Task description:
Give every line again exactly as it appears, please, but not the pictures.

Entries provided:

---

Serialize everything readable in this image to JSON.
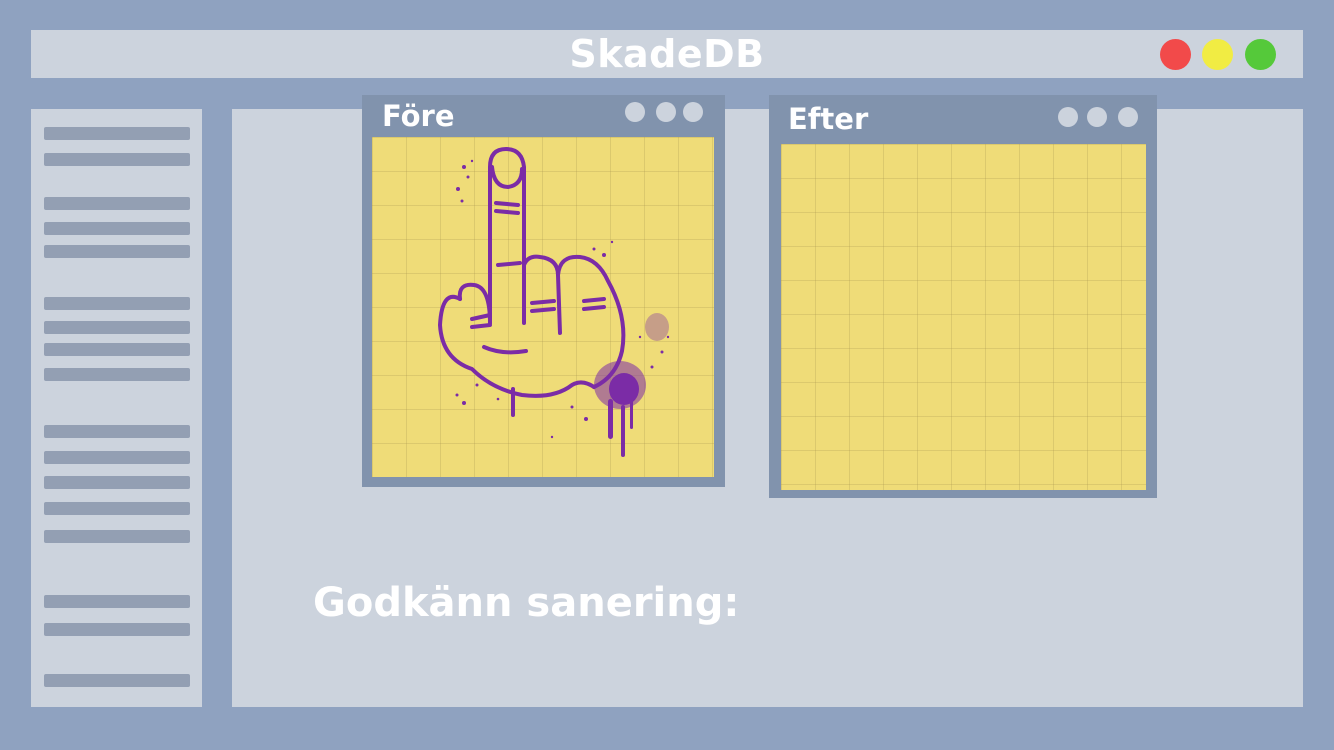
{
  "window": {
    "title": "SkadeDB",
    "controls": [
      "close-control",
      "minimize-control",
      "maximize-control"
    ]
  },
  "panels": {
    "before": {
      "title": "Före"
    },
    "after": {
      "title": "Efter"
    }
  },
  "main": {
    "prompt": "Godkänn sanering:"
  },
  "colors": {
    "background": "#8fa2c0",
    "surface": "#ccd3dd",
    "panel_frame": "#8193ad",
    "paper": "#efdc78",
    "graffiti": "#7b2ca6",
    "control_red": "#f24a4a",
    "control_yellow": "#f1ec43",
    "control_green": "#55c93a"
  }
}
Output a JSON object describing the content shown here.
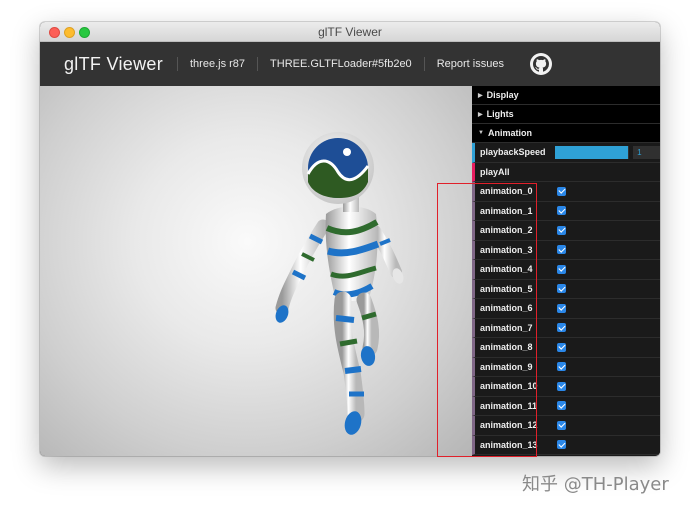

---

Exercise result:
Serialize everything readable in this image to JSON.
{
  "window": {
    "title": "SkadeDB",
    "controls": [
      "close-control",
      "minimize-control",
      "maximize-control"
    ]
  },
  "panels": {
    "before": {
      "title": "Före"
    },
    "after": {
      "title": "Efter"
    }
  },
  "main": {
    "prompt": "Godkänn sanering:"
  },
  "colors": {
    "background": "#8fa2c0",
    "surface": "#ccd3dd",
    "panel_frame": "#8193ad",
    "paper": "#efdc78",
    "graffiti": "#7b2ca6",
    "control_red": "#f24a4a",
    "control_yellow": "#f1ec43",
    "control_green": "#55c93a"
  }
}
Output a JSON object describing the content shown here.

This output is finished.